**Collected data**
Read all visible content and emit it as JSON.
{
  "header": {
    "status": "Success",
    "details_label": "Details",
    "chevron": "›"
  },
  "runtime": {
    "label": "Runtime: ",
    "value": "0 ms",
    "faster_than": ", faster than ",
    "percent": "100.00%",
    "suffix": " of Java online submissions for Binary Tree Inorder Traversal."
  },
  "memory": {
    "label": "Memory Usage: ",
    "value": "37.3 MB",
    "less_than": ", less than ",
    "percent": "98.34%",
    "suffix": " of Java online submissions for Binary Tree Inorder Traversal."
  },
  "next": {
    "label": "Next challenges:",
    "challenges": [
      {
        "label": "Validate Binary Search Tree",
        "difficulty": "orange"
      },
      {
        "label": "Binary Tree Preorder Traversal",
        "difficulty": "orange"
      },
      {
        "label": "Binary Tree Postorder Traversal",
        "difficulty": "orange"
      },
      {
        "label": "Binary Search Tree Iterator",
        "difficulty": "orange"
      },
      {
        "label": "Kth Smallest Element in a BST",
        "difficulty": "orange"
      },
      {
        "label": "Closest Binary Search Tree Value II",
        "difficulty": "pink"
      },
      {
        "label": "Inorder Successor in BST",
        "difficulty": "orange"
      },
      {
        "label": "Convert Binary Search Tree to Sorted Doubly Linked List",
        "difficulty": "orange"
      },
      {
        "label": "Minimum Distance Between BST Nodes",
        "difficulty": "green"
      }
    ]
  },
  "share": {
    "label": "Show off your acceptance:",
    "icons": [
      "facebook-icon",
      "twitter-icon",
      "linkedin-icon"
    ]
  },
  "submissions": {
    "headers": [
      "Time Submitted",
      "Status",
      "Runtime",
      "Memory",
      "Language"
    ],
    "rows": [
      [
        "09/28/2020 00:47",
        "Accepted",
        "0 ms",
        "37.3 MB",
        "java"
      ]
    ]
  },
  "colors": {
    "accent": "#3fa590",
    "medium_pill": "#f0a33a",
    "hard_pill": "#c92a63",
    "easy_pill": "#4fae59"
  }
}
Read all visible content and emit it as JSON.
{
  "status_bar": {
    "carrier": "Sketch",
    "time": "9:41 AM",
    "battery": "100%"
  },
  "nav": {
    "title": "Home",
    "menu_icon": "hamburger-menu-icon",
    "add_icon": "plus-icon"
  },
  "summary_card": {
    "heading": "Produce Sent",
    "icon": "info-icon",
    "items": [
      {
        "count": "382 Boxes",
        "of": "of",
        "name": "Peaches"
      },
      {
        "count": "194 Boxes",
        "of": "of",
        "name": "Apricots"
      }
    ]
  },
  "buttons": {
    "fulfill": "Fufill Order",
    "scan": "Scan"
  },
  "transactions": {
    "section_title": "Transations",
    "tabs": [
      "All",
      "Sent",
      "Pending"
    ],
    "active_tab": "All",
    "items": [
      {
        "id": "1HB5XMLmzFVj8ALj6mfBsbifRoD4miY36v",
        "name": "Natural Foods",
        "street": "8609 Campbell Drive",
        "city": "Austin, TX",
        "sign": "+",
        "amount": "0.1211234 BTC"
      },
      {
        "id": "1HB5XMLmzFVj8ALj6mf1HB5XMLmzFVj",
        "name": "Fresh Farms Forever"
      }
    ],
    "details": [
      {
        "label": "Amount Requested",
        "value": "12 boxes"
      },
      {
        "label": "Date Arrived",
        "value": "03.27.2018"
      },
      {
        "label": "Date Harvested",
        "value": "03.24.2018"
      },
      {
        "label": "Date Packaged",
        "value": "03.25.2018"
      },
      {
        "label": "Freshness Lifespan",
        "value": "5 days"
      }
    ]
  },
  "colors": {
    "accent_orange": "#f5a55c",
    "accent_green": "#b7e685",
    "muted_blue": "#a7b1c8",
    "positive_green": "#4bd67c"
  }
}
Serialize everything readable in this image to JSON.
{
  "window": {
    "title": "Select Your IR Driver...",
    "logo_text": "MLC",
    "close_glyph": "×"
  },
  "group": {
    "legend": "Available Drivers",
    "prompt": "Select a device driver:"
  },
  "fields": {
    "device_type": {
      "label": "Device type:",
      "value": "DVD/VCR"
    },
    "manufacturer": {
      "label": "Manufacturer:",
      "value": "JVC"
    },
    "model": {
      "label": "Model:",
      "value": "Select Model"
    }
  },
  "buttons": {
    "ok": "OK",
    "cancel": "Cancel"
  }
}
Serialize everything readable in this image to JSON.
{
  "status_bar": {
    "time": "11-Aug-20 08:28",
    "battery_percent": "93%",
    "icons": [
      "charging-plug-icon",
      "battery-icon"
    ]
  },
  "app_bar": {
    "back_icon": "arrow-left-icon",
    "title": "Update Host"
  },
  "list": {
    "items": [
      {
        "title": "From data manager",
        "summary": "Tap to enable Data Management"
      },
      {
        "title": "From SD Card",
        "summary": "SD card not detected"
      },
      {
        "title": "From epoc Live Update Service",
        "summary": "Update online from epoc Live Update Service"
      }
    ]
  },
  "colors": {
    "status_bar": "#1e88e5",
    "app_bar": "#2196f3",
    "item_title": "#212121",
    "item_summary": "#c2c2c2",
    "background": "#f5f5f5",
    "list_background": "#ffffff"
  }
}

**EXERCISE DIRECTIONS**
From the listing above, extract every line exactly as it stands.

**OUTPUT BELOW**
Read all visible content and emit it as JSON.
{
  "header": {
    "status": "Success",
    "details_label": "Details",
    "chevron": "›"
  },
  "runtime": {
    "label": "Runtime: ",
    "value": "0 ms",
    "faster_than": ", faster than ",
    "percent": "100.00%",
    "suffix": " of Java online submissions for Binary Tree Inorder Traversal."
  },
  "memory": {
    "label": "Memory Usage: ",
    "value": "37.3 MB",
    "less_than": ", less than ",
    "percent": "98.34%",
    "suffix": " of Java online submissions for Binary Tree Inorder Traversal."
  },
  "next": {
    "label": "Next challenges:",
    "challenges": [
      {
        "label": "Validate Binary Search Tree",
        "difficulty": "orange"
      },
      {
        "label": "Binary Tree Preorder Traversal",
        "difficulty": "orange"
      },
      {
        "label": "Binary Tree Postorder Traversal",
        "difficulty": "orange"
      },
      {
        "label": "Binary Search Tree Iterator",
        "difficulty": "orange"
      },
      {
        "label": "Kth Smallest Element in a BST",
        "difficulty": "orange"
      },
      {
        "label": "Closest Binary Search Tree Value II",
        "difficulty": "pink"
      },
      {
        "label": "Inorder Successor in BST",
        "difficulty": "orange"
      },
      {
        "label": "Convert Binary Search Tree to Sorted Doubly Linked List",
        "difficulty": "orange"
      },
      {
        "label": "Minimum Distance Between BST Nodes",
        "difficulty": "green"
      }
    ]
  },
  "share": {
    "label": "Show off your acceptance:",
    "icons": [
      "facebook-icon",
      "twitter-icon",
      "linkedin-icon"
    ]
  },
  "submissions": {
    "headers": [
      "Time Submitted",
      "Status",
      "Runtime",
      "Memory",
      "Language"
    ],
    "rows": [
      [
        "09/28/2020 00:47",
        "Accepted",
        "0 ms",
        "37.3 MB",
        "java"
      ]
    ]
  },
  "colors": {
    "accent": "#3fa590",
    "medium_pill": "#f0a33a",
    "hard_pill": "#c92a63",
    "easy_pill": "#4fae59"
  }
}
Read all visible content and emit it as JSON.
{
  "status_bar": {
    "carrier": "Sketch",
    "time": "9:41 AM",
    "battery": "100%"
  },
  "nav": {
    "title": "Home",
    "menu_icon": "hamburger-menu-icon",
    "add_icon": "plus-icon"
  },
  "summary_card": {
    "heading": "Produce Sent",
    "icon": "info-icon",
    "items": [
      {
        "count": "382 Boxes",
        "of": "of",
        "name": "Peaches"
      },
      {
        "count": "194 Boxes",
        "of": "of",
        "name": "Apricots"
      }
    ]
  },
  "buttons": {
    "fulfill": "Fufill Order",
    "scan": "Scan"
  },
  "transactions": {
    "section_title": "Transations",
    "tabs": [
      "All",
      "Sent",
      "Pending"
    ],
    "active_tab": "All",
    "items": [
      {
        "id": "1HB5XMLmzFVj8ALj6mfBsbifRoD4miY36v",
        "name": "Natural Foods",
        "street": "8609 Campbell Drive",
        "city": "Austin, TX",
        "sign": "+",
        "amount": "0.1211234 BTC"
      },
      {
        "id": "1HB5XMLmzFVj8ALj6mf1HB5XMLmzFVj",
        "name": "Fresh Farms Forever"
      }
    ],
    "details": [
      {
        "label": "Amount Requested",
        "value": "12 boxes"
      },
      {
        "label": "Date Arrived",
        "value": "03.27.2018"
      },
      {
        "label": "Date Harvested",
        "value": "03.24.2018"
      },
      {
        "label": "Date Packaged",
        "value": "03.25.2018"
      },
      {
        "label": "Freshness Lifespan",
        "value": "5 days"
      }
    ]
  },
  "colors": {
    "accent_orange": "#f5a55c",
    "accent_green": "#b7e685",
    "muted_blue": "#a7b1c8",
    "positive_green": "#4bd67c"
  }
}
Serialize everything readable in this image to JSON.
{
  "window": {
    "title": "Select Your IR Driver...",
    "logo_text": "MLC",
    "close_glyph": "×"
  },
  "group": {
    "legend": "Available Drivers",
    "prompt": "Select a device driver:"
  },
  "fields": {
    "device_type": {
      "label": "Device type:",
      "value": "DVD/VCR"
    },
    "manufacturer": {
      "label": "Manufacturer:",
      "value": "JVC"
    },
    "model": {
      "label": "Model:",
      "value": "Select Model"
    }
  },
  "buttons": {
    "ok": "OK",
    "cancel": "Cancel"
  }
}
Serialize everything readable in this image to JSON.
{
  "status_bar": {
    "time": "11-Aug-20 08:28",
    "battery_percent": "93%",
    "icons": [
      "charging-plug-icon",
      "battery-icon"
    ]
  },
  "app_bar": {
    "back_icon": "arrow-left-icon",
    "title": "Update Host"
  },
  "list": {
    "items": [
      {
        "title": "From data manager",
        "summary": "Tap to enable Data Management"
      },
      {
        "title": "From SD Card",
        "summary": "SD card not detected"
      },
      {
        "title": "From epoc Live Update Service",
        "summary": "Update online from epoc Live Update Service"
      }
    ]
  },
  "colors": {
    "status_bar": "#1e88e5",
    "app_bar": "#2196f3",
    "item_title": "#212121",
    "item_summary": "#c2c2c2",
    "background": "#f5f5f5",
    "list_background": "#ffffff"
  }
}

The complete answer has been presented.